_Task requirements_: Only lines holding the word "JSON" should be copied from the material.

(Figure record extracts)

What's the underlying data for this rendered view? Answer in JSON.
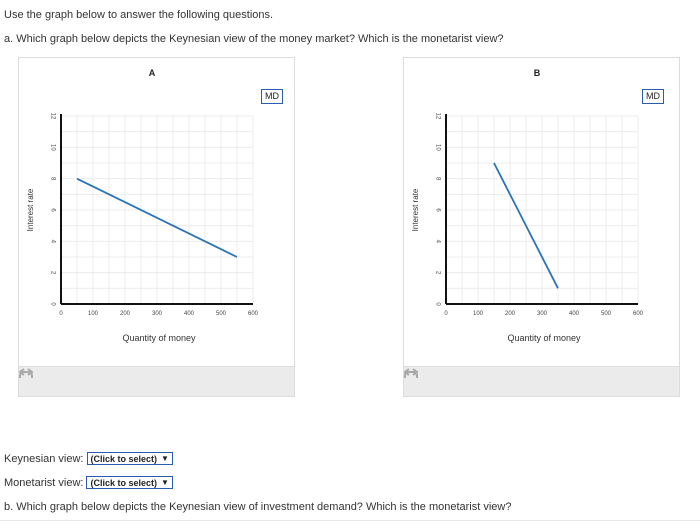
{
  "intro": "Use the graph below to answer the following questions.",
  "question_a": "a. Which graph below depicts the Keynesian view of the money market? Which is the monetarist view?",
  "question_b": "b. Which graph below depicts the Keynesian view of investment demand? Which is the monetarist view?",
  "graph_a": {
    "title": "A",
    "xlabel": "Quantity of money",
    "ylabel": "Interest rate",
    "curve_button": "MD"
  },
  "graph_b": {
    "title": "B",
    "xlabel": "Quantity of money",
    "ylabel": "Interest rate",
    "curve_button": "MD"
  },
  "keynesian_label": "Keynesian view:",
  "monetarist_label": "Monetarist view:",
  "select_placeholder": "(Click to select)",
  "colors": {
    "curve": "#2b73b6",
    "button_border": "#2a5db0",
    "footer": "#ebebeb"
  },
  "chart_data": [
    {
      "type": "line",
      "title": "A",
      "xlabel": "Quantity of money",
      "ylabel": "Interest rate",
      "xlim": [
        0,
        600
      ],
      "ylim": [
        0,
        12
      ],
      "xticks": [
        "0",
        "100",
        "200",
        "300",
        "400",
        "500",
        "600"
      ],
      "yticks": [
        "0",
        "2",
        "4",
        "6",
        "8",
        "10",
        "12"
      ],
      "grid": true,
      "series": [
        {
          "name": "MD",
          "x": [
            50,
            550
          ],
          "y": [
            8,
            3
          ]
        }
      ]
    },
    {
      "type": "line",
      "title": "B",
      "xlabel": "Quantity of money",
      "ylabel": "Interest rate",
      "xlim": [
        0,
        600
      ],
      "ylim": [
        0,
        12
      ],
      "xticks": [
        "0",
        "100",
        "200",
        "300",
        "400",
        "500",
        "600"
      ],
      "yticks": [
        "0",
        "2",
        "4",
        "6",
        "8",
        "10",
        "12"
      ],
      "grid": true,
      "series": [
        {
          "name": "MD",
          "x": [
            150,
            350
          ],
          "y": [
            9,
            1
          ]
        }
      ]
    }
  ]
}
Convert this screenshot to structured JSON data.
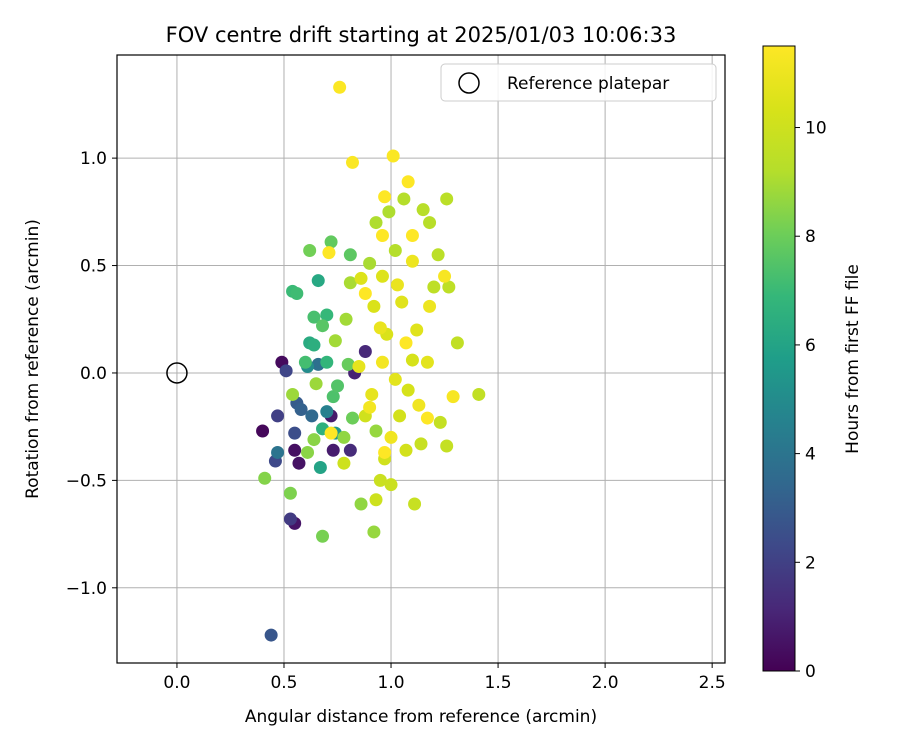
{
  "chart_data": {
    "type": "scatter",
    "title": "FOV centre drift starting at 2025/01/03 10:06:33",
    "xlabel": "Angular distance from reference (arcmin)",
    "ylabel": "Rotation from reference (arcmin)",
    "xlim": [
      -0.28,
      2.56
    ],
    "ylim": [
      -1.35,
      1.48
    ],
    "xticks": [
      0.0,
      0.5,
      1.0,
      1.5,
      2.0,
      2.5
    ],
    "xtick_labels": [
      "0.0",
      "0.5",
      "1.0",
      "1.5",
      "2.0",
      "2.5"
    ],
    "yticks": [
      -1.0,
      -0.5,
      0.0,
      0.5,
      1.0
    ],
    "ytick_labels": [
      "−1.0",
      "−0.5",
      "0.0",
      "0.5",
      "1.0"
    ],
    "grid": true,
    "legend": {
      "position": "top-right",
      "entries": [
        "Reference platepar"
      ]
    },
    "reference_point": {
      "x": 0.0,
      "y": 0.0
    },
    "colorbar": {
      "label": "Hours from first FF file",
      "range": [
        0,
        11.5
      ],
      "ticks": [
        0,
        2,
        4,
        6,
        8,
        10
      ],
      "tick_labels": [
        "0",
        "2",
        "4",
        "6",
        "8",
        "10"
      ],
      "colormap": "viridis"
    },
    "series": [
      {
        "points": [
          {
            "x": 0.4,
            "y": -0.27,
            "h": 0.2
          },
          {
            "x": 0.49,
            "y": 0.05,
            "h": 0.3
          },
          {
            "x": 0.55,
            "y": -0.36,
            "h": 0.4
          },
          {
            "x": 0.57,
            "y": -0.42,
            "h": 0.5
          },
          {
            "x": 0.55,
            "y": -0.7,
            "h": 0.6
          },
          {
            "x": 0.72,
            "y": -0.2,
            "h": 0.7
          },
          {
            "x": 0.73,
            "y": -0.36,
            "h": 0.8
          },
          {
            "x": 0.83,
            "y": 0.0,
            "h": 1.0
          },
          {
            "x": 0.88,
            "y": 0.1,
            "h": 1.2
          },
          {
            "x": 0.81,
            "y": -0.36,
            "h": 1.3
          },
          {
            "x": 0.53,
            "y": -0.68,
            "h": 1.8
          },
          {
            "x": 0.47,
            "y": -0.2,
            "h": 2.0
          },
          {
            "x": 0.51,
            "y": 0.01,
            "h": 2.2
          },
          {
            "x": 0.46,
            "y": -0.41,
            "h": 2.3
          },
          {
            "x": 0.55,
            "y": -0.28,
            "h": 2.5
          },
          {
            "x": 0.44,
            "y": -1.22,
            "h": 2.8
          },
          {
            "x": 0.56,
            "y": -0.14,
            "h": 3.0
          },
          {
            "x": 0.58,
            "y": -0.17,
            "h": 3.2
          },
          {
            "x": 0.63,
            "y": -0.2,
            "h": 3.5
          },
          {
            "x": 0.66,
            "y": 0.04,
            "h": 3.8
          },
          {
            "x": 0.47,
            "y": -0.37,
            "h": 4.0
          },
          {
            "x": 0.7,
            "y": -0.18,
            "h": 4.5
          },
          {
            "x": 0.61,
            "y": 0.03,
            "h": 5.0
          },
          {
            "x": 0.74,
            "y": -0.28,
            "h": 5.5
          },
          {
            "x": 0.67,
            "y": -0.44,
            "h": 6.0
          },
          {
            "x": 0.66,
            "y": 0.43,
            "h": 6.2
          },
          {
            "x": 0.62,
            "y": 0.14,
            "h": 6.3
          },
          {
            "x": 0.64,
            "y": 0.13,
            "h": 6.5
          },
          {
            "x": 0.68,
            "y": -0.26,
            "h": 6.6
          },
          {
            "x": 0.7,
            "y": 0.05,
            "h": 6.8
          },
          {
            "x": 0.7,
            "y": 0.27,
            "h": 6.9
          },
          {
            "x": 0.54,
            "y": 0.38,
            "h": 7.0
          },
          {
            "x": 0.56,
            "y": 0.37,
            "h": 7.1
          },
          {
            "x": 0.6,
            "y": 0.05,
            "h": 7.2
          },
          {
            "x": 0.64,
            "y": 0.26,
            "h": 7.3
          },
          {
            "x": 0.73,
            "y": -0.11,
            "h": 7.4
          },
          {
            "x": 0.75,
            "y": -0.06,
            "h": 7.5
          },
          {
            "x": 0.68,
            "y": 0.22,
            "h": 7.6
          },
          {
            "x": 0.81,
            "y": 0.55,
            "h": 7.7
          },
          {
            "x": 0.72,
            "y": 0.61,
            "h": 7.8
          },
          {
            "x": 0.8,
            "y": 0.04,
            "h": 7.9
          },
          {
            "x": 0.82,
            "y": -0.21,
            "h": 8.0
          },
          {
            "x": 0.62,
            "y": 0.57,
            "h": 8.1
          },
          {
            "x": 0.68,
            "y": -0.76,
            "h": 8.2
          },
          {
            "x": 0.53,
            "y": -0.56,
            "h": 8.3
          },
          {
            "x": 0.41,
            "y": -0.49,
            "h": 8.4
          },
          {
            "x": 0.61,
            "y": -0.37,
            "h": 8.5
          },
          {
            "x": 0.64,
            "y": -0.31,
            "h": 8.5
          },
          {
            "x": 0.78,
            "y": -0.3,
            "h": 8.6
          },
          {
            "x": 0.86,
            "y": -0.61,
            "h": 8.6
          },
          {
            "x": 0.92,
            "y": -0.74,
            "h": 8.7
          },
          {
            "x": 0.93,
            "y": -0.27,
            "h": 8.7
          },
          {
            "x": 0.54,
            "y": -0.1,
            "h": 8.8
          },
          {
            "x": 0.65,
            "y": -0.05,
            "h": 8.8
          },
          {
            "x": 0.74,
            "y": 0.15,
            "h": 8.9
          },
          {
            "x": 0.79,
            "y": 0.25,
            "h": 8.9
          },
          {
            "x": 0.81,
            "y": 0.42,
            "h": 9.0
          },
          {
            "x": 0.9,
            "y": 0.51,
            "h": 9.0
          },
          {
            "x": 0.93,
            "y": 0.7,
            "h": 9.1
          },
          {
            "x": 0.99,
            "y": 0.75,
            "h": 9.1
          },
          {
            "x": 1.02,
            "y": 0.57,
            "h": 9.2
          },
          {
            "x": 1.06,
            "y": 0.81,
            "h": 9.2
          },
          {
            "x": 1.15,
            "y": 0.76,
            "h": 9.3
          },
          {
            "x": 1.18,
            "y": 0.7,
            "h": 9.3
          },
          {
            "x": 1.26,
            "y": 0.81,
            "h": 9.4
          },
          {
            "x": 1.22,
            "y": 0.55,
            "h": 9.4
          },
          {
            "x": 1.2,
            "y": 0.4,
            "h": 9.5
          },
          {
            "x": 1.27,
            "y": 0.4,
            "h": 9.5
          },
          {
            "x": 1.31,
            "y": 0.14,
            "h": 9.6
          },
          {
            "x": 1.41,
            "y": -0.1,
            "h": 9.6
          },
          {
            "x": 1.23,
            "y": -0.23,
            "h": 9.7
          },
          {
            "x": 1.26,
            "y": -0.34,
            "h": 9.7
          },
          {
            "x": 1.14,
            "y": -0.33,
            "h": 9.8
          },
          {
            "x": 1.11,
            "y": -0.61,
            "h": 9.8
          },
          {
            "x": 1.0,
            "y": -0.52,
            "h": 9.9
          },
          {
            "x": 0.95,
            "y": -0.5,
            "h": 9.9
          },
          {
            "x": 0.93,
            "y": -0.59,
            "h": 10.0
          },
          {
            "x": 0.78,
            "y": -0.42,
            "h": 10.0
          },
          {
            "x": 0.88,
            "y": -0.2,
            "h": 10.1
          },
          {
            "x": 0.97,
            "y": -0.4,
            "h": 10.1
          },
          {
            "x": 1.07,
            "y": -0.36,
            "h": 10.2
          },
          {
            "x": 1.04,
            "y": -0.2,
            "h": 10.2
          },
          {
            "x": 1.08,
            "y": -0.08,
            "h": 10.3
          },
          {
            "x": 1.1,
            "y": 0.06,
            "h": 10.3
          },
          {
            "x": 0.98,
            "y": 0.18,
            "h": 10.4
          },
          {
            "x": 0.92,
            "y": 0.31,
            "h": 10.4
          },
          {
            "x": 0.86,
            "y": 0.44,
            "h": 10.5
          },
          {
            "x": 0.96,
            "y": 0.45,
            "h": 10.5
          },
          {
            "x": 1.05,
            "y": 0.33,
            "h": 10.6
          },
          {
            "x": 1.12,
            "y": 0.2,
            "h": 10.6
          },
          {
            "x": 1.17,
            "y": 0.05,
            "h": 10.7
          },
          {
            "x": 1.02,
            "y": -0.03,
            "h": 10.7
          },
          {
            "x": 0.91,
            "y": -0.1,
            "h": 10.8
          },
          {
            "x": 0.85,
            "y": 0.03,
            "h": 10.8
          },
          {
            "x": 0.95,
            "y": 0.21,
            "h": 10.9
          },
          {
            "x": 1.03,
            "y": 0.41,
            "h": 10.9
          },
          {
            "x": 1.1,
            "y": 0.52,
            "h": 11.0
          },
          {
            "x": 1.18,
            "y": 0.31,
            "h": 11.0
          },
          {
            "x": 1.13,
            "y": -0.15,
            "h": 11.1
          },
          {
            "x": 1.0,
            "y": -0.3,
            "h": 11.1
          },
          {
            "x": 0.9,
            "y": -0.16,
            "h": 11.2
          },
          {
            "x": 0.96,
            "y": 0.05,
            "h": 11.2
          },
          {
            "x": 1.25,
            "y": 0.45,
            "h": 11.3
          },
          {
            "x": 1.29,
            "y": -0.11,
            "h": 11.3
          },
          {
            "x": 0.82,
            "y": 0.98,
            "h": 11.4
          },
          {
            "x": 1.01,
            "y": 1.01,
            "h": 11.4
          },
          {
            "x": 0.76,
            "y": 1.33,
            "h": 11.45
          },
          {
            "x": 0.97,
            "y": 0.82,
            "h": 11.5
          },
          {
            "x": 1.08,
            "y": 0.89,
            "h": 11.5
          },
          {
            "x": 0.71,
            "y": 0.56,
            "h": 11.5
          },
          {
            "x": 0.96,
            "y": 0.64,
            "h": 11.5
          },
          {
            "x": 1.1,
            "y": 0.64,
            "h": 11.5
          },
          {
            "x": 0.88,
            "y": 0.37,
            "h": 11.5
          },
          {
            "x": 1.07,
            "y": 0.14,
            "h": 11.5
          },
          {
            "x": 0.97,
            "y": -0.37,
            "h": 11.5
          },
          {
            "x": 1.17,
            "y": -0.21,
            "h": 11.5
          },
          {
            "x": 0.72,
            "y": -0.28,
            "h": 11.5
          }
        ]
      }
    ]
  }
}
...
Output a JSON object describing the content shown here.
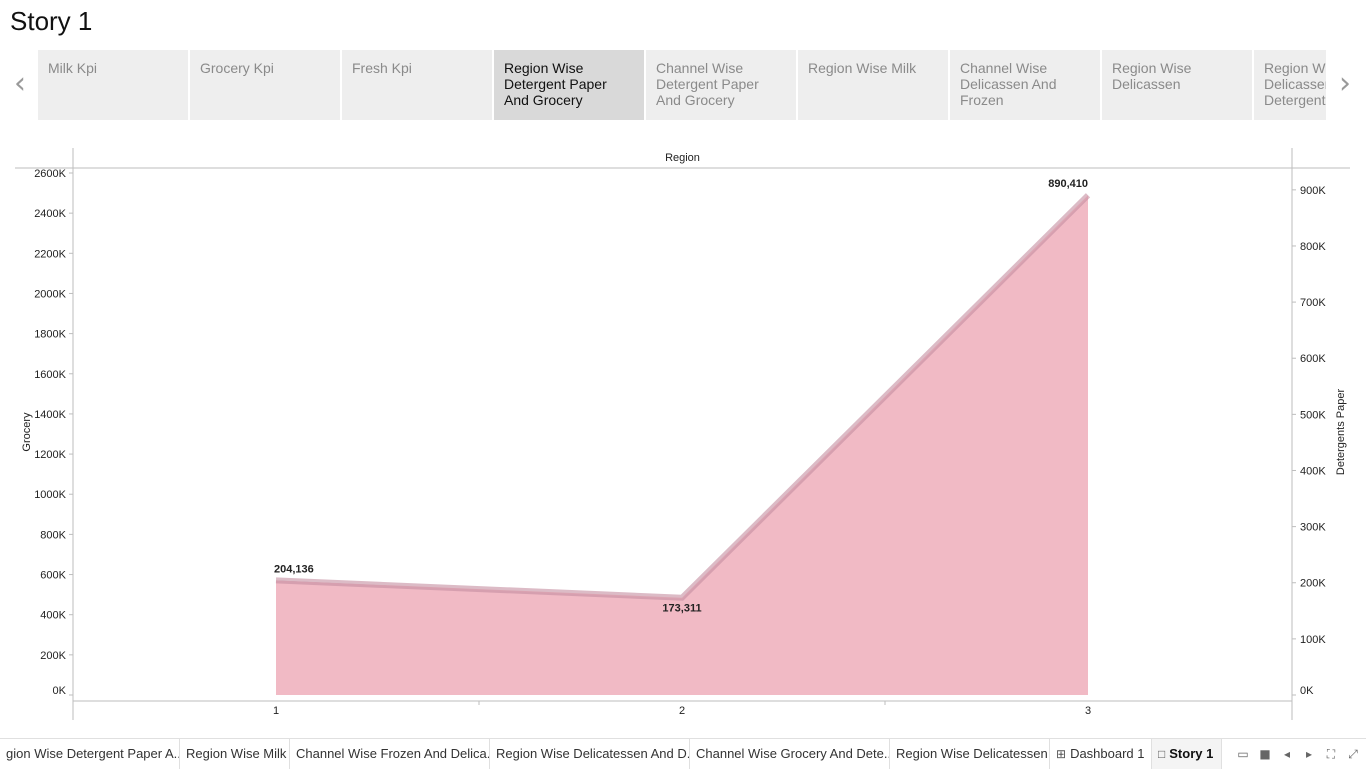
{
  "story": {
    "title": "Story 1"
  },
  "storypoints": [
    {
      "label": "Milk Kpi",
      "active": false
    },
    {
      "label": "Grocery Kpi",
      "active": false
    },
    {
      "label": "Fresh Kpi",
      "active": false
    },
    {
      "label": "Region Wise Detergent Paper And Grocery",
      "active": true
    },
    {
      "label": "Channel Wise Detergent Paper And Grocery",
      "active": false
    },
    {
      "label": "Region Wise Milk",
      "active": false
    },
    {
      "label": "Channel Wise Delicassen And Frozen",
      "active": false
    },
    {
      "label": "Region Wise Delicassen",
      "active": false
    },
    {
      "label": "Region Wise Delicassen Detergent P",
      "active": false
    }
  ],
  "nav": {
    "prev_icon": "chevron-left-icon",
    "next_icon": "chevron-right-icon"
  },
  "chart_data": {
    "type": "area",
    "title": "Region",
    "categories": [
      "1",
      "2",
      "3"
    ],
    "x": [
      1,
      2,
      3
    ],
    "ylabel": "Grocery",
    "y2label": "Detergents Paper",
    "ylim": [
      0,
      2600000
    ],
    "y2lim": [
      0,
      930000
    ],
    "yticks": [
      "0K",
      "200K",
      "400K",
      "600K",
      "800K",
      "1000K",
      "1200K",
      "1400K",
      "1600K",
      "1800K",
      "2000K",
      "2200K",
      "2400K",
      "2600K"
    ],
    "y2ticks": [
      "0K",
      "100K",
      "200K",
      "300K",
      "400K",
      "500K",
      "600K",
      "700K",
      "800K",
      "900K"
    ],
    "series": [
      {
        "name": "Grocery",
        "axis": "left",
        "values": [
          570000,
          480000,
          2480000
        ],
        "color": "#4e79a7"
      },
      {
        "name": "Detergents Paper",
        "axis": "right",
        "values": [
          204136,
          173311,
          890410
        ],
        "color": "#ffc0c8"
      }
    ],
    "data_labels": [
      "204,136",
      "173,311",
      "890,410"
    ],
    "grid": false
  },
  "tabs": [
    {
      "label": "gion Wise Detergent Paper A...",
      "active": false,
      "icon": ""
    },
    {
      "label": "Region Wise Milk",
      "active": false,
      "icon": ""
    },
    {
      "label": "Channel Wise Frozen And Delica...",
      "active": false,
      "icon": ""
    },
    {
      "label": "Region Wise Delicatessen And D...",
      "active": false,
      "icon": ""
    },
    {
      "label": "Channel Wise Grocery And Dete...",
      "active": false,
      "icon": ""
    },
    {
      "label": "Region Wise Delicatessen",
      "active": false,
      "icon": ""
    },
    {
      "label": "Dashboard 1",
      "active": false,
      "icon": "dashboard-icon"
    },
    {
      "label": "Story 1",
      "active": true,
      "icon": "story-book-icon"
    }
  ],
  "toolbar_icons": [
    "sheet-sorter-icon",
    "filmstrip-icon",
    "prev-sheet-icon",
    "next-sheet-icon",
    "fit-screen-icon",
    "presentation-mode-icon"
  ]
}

_Solution for this exercise_:
What's the underlying data for this rendered view? Answer in JSON.
Convert this screenshot to structured JSON data.
Output a JSON object describing the content shown here.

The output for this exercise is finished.